* _WHAT TO DO_: Give the material once more, word for word, without any images.

START SUPPLIED MATERIAL

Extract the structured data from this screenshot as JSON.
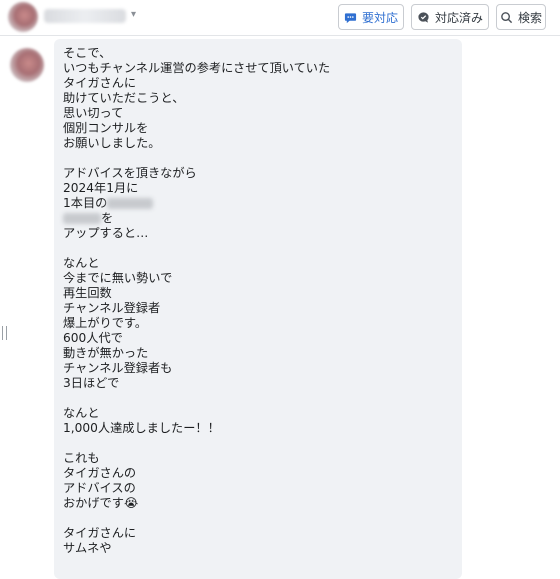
{
  "header": {
    "buttons": {
      "pending_label": "要対応",
      "done_label": "対応済み",
      "search_label": "検索"
    }
  },
  "message": {
    "lines": {
      "l01": "そこで、",
      "l02": "いつもチャンネル運営の参考にさせて頂いていた",
      "l03": "タイガさんに",
      "l04": "助けていただこうと、",
      "l05": "思い切って",
      "l06": "個別コンサルを",
      "l07": "お願いしました。",
      "l08": "アドバイスを頂きながら",
      "l09": "2024年1月に",
      "l10": "1本目の",
      "l11": "を",
      "l12": "アップすると…",
      "l13": "なんと",
      "l14": "今までに無い勢いで",
      "l15": "再生回数",
      "l16": "チャンネル登録者",
      "l17": "爆上がりです。",
      "l18": "600人代で",
      "l19": "動きが無かった",
      "l20": "チャンネル登録者も",
      "l21": "3日ほどで",
      "l22": "なんと",
      "l23": "1,000人達成しましたー！！",
      "l24": "これも",
      "l25": "タイガさんの",
      "l26": "アドバイスの",
      "l27": "おかげです",
      "l28": "タイガさんに",
      "l29": "サムネや"
    },
    "emoji": "😭"
  },
  "colors": {
    "accent": "#2f6fd1",
    "bubble": "#f0f2f5",
    "border": "#c9ccd1"
  },
  "icons": [
    "speech-bubble-icon",
    "chat-check-icon",
    "search-icon",
    "chevron-down-icon"
  ]
}
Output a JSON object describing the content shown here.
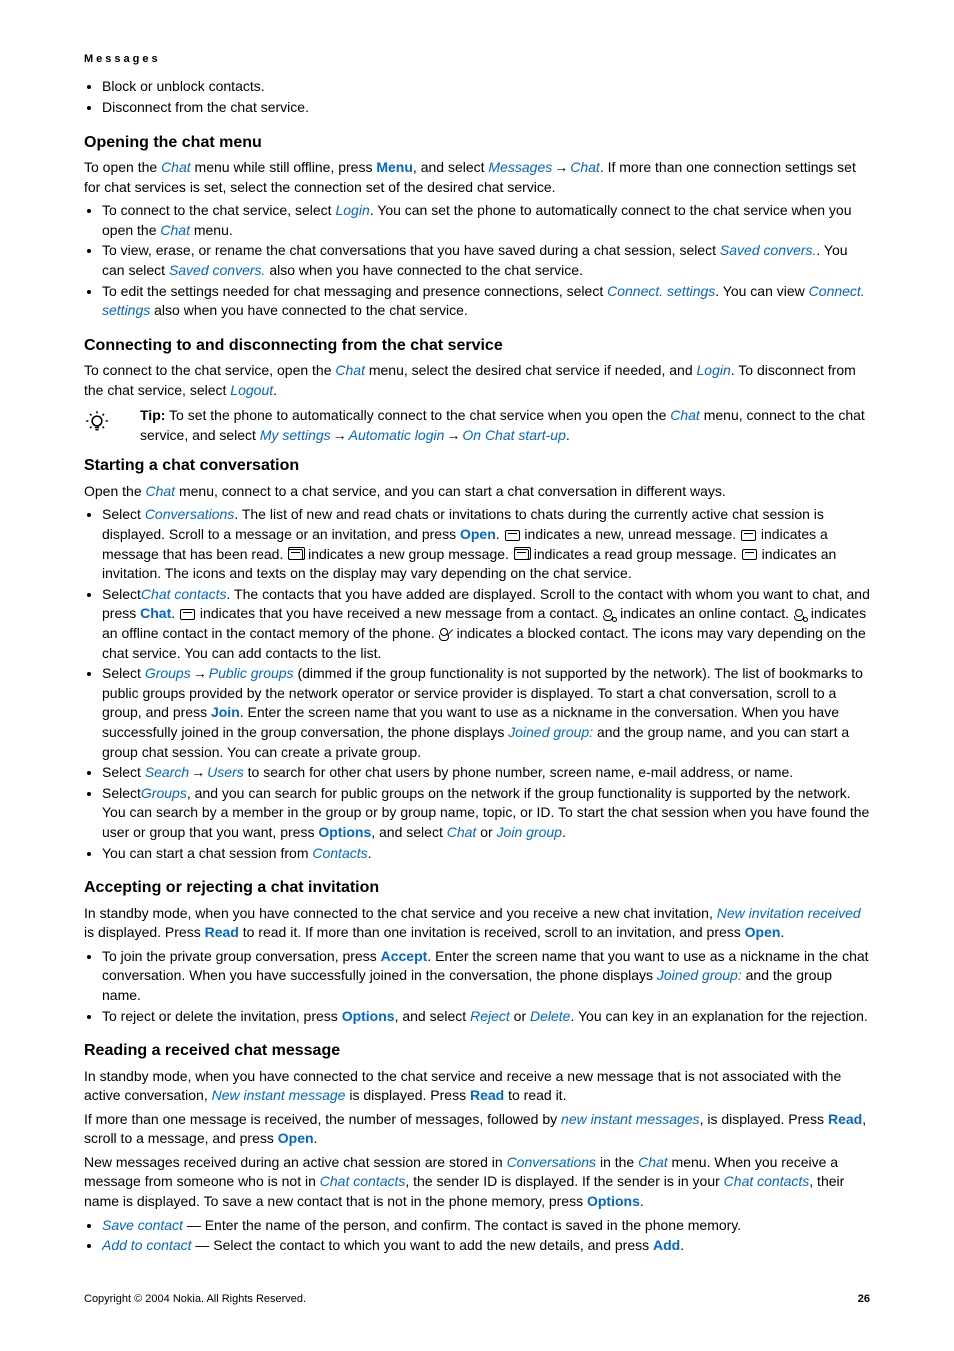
{
  "section_label": "Messages",
  "top_bullets": [
    "Block or unblock contacts.",
    "Disconnect from the chat service."
  ],
  "h_open": "Opening the chat menu",
  "open_p_parts": [
    "To open the ",
    "Chat",
    " menu while still offline, press ",
    "Menu",
    ", and select ",
    "Messages",
    " → ",
    "Chat",
    ". If more than one connection settings set for chat services is set, select the connection set of the desired chat service."
  ],
  "open_bullets": [
    {
      "parts": [
        "To connect to the chat service, select ",
        "Login",
        ". You can set the phone to automatically connect to the chat service when you open the ",
        "Chat",
        " menu."
      ]
    },
    {
      "parts": [
        "To view, erase, or rename the chat conversations that you have saved during a chat session, select ",
        "Saved convers.",
        ". You can select ",
        "Saved convers.",
        " also when you have connected to the chat service."
      ]
    },
    {
      "parts": [
        "To edit the settings needed for chat messaging and presence connections, select ",
        "Connect. settings",
        ". You can view ",
        "Connect. settings",
        " also when you have connected to the chat service."
      ]
    }
  ],
  "h_conn": "Connecting to and disconnecting from the chat service",
  "conn_p_parts": [
    "To connect to the chat service, open the ",
    "Chat",
    " menu, select the desired chat service if needed, and ",
    "Login",
    ". To disconnect from the chat service, select ",
    "Logout",
    "."
  ],
  "tip_label": "Tip:",
  "tip_parts": [
    " To set the phone to automatically connect to the chat service when you open the ",
    "Chat",
    " menu, connect to the chat service, and select ",
    "My settings",
    " → ",
    "Automatic login",
    " → ",
    "On Chat start-up",
    "."
  ],
  "h_start": "Starting a chat conversation",
  "start_p_parts": [
    "Open the ",
    "Chat",
    " menu, connect to a chat service, and you can start a chat conversation in different ways."
  ],
  "start_bullets": {
    "b1": [
      "Select ",
      "Conversations",
      ". The list of new and read chats or invitations to chats during the currently active chat session is displayed. Scroll to a message or an invitation, and press ",
      "Open",
      ". ",
      " indicates a new, unread message. ",
      " indicates a message that has been read. ",
      " indicates a new group message. ",
      " indicates a read group message. ",
      " indicates an invitation. The icons and texts on the display may vary depending on the chat service."
    ],
    "b2": [
      " Select",
      "Chat contacts",
      ". The contacts that you have added are displayed. Scroll to the contact with whom you want to chat, and press ",
      "Chat",
      ". ",
      " indicates that you have received a new message from a contact. ",
      " indicates an online contact. ",
      " indicates an offline contact in the contact memory of the phone. ",
      " indicates a blocked contact. The icons may vary depending on the chat service. You can add contacts to the list."
    ],
    "b3": [
      "Select ",
      "Groups",
      " → ",
      "Public groups",
      " (dimmed if the group functionality is not supported by the network). The list of bookmarks to public groups provided by the network operator or service provider is displayed. To start a chat conversation, scroll to a group, and press ",
      "Join",
      ". Enter the screen name that you want to use as a nickname in the conversation. When you have successfully joined in the group conversation, the phone displays ",
      "Joined group:",
      " and the group name, and you can start a group chat session. You can create a private group."
    ],
    "b4": [
      "Select ",
      "Search",
      " → ",
      "Users",
      " to search for other chat users by phone number, screen name, e-mail address, or name."
    ],
    "b5": [
      "Select",
      "Groups",
      ", and you can search for public groups on the network if the group functionality is supported by the network. You can search by a member in the group or by group name, topic, or ID. To start the chat session when you have found the user or group that you want, press ",
      "Options",
      ", and select ",
      "Chat",
      " or ",
      "Join group",
      "."
    ],
    "b6": [
      "You can start a chat session from ",
      "Contacts",
      "."
    ]
  },
  "h_accept": "Accepting or rejecting a chat invitation",
  "accept_p_parts": [
    "In standby mode, when you have connected to the chat service and you receive a new chat invitation, ",
    "New invitation received",
    " is displayed. Press ",
    "Read",
    " to read it. If more than one invitation is received, scroll to an invitation, and press ",
    "Open",
    "."
  ],
  "accept_bullets": {
    "b1": [
      "To join the private group conversation, press ",
      "Accept",
      ". Enter the screen name that you want to use as a nickname in the chat conversation. When you have successfully joined in the conversation, the phone displays ",
      "Joined group:",
      " and the group name."
    ],
    "b2": [
      "To reject or delete the invitation, press ",
      "Options",
      ", and select ",
      "Reject",
      " or ",
      "Delete",
      ". You can key in an explanation for the rejection."
    ]
  },
  "h_read": "Reading a received chat message",
  "read_p1": [
    "In standby mode, when you have connected to the chat service and receive a new message that is not associated with the active conversation, ",
    "New instant message",
    " is displayed. Press ",
    "Read",
    " to read it."
  ],
  "read_p2": [
    "If more than one message is received, the number of messages, followed by ",
    "new instant messages",
    ", is displayed. Press ",
    "Read",
    ", scroll to a message, and press ",
    "Open",
    "."
  ],
  "read_p3": [
    "New messages received during an active chat session are stored in ",
    "Conversations",
    " in the ",
    "Chat",
    " menu. When you receive a message from someone who is not in ",
    "Chat contacts",
    ", the sender ID is displayed. If the sender is in your ",
    "Chat contacts",
    ", their name is displayed. To save a new contact that is not in the phone memory, press ",
    "Options",
    "."
  ],
  "read_bullets": {
    "b1": [
      "Save contact",
      " — Enter the name of the person, and confirm. The contact is saved in the phone memory."
    ],
    "b2": [
      "Add to contact",
      "  — Select the contact to which you want to add the new details, and press ",
      "Add",
      "."
    ]
  },
  "footer": {
    "copyright": "Copyright © 2004 Nokia. All Rights Reserved.",
    "page": "26"
  }
}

END SUPPLIED MATERIAL

* _RESULT BELOW_:
Extract the structured data from this screenshot as JSON.
{
  "header": {
    "buttons": {
      "pending_label": "要対応",
      "done_label": "対応済み",
      "search_label": "検索"
    }
  },
  "message": {
    "lines": {
      "l01": "そこで、",
      "l02": "いつもチャンネル運営の参考にさせて頂いていた",
      "l03": "タイガさんに",
      "l04": "助けていただこうと、",
      "l05": "思い切って",
      "l06": "個別コンサルを",
      "l07": "お願いしました。",
      "l08": "アドバイスを頂きながら",
      "l09": "2024年1月に",
      "l10": "1本目の",
      "l11": "を",
      "l12": "アップすると…",
      "l13": "なんと",
      "l14": "今までに無い勢いで",
      "l15": "再生回数",
      "l16": "チャンネル登録者",
      "l17": "爆上がりです。",
      "l18": "600人代で",
      "l19": "動きが無かった",
      "l20": "チャンネル登録者も",
      "l21": "3日ほどで",
      "l22": "なんと",
      "l23": "1,000人達成しましたー！！",
      "l24": "これも",
      "l25": "タイガさんの",
      "l26": "アドバイスの",
      "l27": "おかげです",
      "l28": "タイガさんに",
      "l29": "サムネや"
    },
    "emoji": "😭"
  },
  "colors": {
    "accent": "#2f6fd1",
    "bubble": "#f0f2f5",
    "border": "#c9ccd1"
  },
  "icons": [
    "speech-bubble-icon",
    "chat-check-icon",
    "search-icon",
    "chevron-down-icon"
  ]
}
Output a JSON object describing the content shown here.
{
  "section_label": "Messages",
  "top_bullets": [
    "Block or unblock contacts.",
    "Disconnect from the chat service."
  ],
  "h_open": "Opening the chat menu",
  "open_p_parts": [
    "To open the ",
    "Chat",
    " menu while still offline, press ",
    "Menu",
    ", and select ",
    "Messages",
    " → ",
    "Chat",
    ". If more than one connection settings set for chat services is set, select the connection set of the desired chat service."
  ],
  "open_bullets": [
    {
      "parts": [
        "To connect to the chat service, select ",
        "Login",
        ". You can set the phone to automatically connect to the chat service when you open the ",
        "Chat",
        " menu."
      ]
    },
    {
      "parts": [
        "To view, erase, or rename the chat conversations that you have saved during a chat session, select ",
        "Saved convers.",
        ". You can select ",
        "Saved convers.",
        " also when you have connected to the chat service."
      ]
    },
    {
      "parts": [
        "To edit the settings needed for chat messaging and presence connections, select ",
        "Connect. settings",
        ". You can view ",
        "Connect. settings",
        " also when you have connected to the chat service."
      ]
    }
  ],
  "h_conn": "Connecting to and disconnecting from the chat service",
  "conn_p_parts": [
    "To connect to the chat service, open the ",
    "Chat",
    " menu, select the desired chat service if needed, and ",
    "Login",
    ". To disconnect from the chat service, select ",
    "Logout",
    "."
  ],
  "tip_label": "Tip:",
  "tip_parts": [
    " To set the phone to automatically connect to the chat service when you open the ",
    "Chat",
    " menu, connect to the chat service, and select ",
    "My settings",
    " → ",
    "Automatic login",
    " → ",
    "On Chat start-up",
    "."
  ],
  "h_start": "Starting a chat conversation",
  "start_p_parts": [
    "Open the ",
    "Chat",
    " menu, connect to a chat service, and you can start a chat conversation in different ways."
  ],
  "start_bullets": {
    "b1": [
      "Select ",
      "Conversations",
      ". The list of new and read chats or invitations to chats during the currently active chat session is displayed. Scroll to a message or an invitation, and press ",
      "Open",
      ". ",
      " indicates a new, unread message. ",
      " indicates a message that has been read. ",
      " indicates a new group message. ",
      " indicates a read group message. ",
      " indicates an invitation. The icons and texts on the display may vary depending on the chat service."
    ],
    "b2": [
      " Select",
      "Chat contacts",
      ". The contacts that you have added are displayed. Scroll to the contact with whom you want to chat, and press ",
      "Chat",
      ". ",
      " indicates that you have received a new message from a contact. ",
      " indicates an online contact. ",
      " indicates an offline contact in the contact memory of the phone. ",
      " indicates a blocked contact. The icons may vary depending on the chat service. You can add contacts to the list."
    ],
    "b3": [
      "Select ",
      "Groups",
      " → ",
      "Public groups",
      " (dimmed if the group functionality is not supported by the network). The list of bookmarks to public groups provided by the network operator or service provider is displayed. To start a chat conversation, scroll to a group, and press ",
      "Join",
      ". Enter the screen name that you want to use as a nickname in the conversation. When you have successfully joined in the group conversation, the phone displays ",
      "Joined group:",
      " and the group name, and you can start a group chat session. You can create a private group."
    ],
    "b4": [
      "Select ",
      "Search",
      " → ",
      "Users",
      " to search for other chat users by phone number, screen name, e-mail address, or name."
    ],
    "b5": [
      "Select",
      "Groups",
      ", and you can search for public groups on the network if the group functionality is supported by the network. You can search by a member in the group or by group name, topic, or ID. To start the chat session when you have found the user or group that you want, press ",
      "Options",
      ", and select ",
      "Chat",
      " or ",
      "Join group",
      "."
    ],
    "b6": [
      "You can start a chat session from ",
      "Contacts",
      "."
    ]
  },
  "h_accept": "Accepting or rejecting a chat invitation",
  "accept_p_parts": [
    "In standby mode, when you have connected to the chat service and you receive a new chat invitation, ",
    "New invitation received",
    " is displayed. Press ",
    "Read",
    " to read it. If more than one invitation is received, scroll to an invitation, and press ",
    "Open",
    "."
  ],
  "accept_bullets": {
    "b1": [
      "To join the private group conversation, press ",
      "Accept",
      ". Enter the screen name that you want to use as a nickname in the chat conversation. When you have successfully joined in the conversation, the phone displays ",
      "Joined group:",
      " and the group name."
    ],
    "b2": [
      "To reject or delete the invitation, press ",
      "Options",
      ", and select ",
      "Reject",
      " or ",
      "Delete",
      ". You can key in an explanation for the rejection."
    ]
  },
  "h_read": "Reading a received chat message",
  "read_p1": [
    "In standby mode, when you have connected to the chat service and receive a new message that is not associated with the active conversation, ",
    "New instant message",
    " is displayed. Press ",
    "Read",
    " to read it."
  ],
  "read_p2": [
    "If more than one message is received, the number of messages, followed by ",
    "new instant messages",
    ", is displayed. Press ",
    "Read",
    ", scroll to a message, and press ",
    "Open",
    "."
  ],
  "read_p3": [
    "New messages received during an active chat session are stored in ",
    "Conversations",
    " in the ",
    "Chat",
    " menu. When you receive a message from someone who is not in ",
    "Chat contacts",
    ", the sender ID is displayed. If the sender is in your ",
    "Chat contacts",
    ", their name is displayed. To save a new contact that is not in the phone memory, press ",
    "Options",
    "."
  ],
  "read_bullets": {
    "b1": [
      "Save contact",
      " — Enter the name of the person, and confirm. The contact is saved in the phone memory."
    ],
    "b2": [
      "Add to contact",
      "  — Select the contact to which you want to add the new details, and press ",
      "Add",
      "."
    ]
  },
  "footer": {
    "copyright": "Copyright © 2004 Nokia. All Rights Reserved.",
    "page": "26"
  }
}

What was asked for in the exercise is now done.